## Do this
Copy each line of the entries beneath that contains the word "user".

## Extracted data entries
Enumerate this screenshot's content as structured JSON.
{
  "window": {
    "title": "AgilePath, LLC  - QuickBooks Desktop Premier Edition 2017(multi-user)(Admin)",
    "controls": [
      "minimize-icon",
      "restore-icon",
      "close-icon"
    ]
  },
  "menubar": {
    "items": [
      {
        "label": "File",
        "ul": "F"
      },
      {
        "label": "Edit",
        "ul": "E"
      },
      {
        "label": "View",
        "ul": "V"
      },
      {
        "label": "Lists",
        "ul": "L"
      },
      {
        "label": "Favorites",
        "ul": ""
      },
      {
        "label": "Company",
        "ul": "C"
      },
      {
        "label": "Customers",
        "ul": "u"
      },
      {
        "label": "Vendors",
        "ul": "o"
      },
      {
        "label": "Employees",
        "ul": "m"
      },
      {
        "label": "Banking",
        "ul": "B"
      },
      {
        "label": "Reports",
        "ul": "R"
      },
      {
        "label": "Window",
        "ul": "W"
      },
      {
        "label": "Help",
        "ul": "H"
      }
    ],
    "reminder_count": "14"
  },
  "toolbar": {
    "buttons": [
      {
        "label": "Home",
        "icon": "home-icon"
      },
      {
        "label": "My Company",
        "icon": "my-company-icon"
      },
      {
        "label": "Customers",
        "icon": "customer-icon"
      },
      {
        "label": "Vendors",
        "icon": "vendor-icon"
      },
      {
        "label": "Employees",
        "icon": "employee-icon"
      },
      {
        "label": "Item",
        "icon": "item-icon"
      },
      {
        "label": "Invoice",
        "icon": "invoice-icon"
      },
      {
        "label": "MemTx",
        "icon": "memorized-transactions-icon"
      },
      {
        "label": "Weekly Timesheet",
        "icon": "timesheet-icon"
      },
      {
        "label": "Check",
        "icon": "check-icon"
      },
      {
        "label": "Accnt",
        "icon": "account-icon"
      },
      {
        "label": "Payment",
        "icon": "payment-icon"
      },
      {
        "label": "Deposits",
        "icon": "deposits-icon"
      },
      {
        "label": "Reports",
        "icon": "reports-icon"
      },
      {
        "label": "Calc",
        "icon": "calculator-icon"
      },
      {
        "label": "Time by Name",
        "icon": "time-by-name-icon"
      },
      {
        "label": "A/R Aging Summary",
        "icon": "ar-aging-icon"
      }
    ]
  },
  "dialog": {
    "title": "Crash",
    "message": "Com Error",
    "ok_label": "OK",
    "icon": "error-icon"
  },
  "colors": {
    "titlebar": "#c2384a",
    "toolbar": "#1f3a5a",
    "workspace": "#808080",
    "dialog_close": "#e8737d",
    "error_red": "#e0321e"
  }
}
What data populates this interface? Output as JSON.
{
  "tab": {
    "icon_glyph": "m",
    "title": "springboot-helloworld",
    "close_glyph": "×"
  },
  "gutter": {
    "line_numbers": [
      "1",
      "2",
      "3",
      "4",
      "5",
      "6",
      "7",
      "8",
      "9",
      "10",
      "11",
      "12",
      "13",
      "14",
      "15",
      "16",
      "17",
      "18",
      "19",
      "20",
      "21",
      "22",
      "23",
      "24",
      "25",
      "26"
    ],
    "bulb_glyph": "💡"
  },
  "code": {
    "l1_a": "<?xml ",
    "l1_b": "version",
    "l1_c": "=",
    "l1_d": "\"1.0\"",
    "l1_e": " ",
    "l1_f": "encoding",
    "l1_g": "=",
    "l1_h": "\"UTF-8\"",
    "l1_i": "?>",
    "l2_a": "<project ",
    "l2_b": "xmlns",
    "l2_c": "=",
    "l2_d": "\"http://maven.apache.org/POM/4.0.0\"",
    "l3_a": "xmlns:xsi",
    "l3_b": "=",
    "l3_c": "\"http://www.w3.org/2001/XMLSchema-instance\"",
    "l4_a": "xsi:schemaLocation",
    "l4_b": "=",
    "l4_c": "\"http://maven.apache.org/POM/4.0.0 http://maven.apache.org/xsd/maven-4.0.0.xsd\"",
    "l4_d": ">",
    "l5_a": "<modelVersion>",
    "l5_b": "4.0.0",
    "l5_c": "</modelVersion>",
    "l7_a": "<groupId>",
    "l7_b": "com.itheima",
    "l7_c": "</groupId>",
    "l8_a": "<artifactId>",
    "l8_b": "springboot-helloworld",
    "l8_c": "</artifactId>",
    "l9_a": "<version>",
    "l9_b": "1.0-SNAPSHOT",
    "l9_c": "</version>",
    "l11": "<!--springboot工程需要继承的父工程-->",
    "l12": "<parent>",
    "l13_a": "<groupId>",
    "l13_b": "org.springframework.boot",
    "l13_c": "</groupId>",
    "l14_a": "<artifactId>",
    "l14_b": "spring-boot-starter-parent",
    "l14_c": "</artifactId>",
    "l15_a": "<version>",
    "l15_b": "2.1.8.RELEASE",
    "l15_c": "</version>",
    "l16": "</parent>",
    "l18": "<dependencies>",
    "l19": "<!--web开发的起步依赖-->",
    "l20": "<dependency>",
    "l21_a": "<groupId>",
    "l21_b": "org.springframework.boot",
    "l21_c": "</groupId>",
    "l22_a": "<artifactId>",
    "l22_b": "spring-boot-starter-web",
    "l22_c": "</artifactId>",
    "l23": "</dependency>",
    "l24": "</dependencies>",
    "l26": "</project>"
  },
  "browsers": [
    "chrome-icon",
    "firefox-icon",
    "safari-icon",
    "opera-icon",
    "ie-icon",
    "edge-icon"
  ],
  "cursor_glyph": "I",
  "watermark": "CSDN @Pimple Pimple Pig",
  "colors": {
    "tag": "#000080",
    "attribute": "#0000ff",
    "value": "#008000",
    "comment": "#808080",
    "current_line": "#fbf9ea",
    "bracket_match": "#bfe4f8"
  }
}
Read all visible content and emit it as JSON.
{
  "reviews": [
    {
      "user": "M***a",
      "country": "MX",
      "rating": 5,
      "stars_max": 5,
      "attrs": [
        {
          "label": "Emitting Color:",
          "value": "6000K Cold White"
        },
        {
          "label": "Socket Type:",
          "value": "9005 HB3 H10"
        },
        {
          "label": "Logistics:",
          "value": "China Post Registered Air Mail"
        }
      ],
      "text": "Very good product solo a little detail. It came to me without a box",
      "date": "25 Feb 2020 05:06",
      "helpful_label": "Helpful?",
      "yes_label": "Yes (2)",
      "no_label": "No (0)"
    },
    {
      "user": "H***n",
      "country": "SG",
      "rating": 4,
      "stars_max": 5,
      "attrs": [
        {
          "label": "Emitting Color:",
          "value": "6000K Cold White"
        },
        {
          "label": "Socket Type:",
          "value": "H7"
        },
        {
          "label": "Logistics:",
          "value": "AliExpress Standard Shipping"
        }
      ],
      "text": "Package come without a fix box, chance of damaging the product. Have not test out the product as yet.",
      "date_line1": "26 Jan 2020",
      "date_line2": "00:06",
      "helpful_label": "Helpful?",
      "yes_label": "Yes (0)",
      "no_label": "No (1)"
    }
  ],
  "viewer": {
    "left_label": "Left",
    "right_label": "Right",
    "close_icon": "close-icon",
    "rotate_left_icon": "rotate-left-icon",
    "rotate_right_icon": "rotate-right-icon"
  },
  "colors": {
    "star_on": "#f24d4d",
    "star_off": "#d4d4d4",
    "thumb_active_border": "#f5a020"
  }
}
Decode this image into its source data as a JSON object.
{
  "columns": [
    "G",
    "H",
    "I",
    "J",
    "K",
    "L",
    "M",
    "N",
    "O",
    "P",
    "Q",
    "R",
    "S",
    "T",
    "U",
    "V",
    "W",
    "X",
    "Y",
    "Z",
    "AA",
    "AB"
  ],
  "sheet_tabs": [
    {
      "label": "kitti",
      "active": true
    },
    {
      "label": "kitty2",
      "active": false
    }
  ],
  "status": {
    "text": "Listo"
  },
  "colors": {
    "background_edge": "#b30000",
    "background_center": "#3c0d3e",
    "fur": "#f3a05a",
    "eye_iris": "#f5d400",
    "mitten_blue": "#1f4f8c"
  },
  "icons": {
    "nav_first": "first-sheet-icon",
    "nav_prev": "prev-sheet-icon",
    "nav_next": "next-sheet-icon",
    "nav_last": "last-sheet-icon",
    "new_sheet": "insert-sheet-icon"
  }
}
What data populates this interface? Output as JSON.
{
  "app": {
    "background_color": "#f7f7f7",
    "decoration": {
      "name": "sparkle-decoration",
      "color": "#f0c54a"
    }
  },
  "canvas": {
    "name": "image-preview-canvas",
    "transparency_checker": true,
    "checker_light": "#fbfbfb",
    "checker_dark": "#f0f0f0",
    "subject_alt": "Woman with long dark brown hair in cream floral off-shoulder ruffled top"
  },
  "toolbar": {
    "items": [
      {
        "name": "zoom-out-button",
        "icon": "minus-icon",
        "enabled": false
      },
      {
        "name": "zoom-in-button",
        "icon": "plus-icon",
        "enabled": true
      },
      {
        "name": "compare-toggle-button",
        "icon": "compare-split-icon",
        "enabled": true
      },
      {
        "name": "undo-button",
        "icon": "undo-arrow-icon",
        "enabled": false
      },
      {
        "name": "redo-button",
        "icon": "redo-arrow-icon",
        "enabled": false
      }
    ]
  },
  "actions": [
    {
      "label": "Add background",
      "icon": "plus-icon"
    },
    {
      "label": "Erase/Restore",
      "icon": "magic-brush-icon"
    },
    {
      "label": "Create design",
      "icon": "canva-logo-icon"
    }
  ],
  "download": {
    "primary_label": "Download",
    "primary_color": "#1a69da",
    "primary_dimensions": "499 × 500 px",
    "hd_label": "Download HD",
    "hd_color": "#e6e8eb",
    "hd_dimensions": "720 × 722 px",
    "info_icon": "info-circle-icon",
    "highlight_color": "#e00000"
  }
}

## Completed task
    "title": "AgilePath, LLC  - QuickBooks Desktop Premier Edition 2017(multi-user)(Admin)",
      "user": "M***a",
      "user": "H***n",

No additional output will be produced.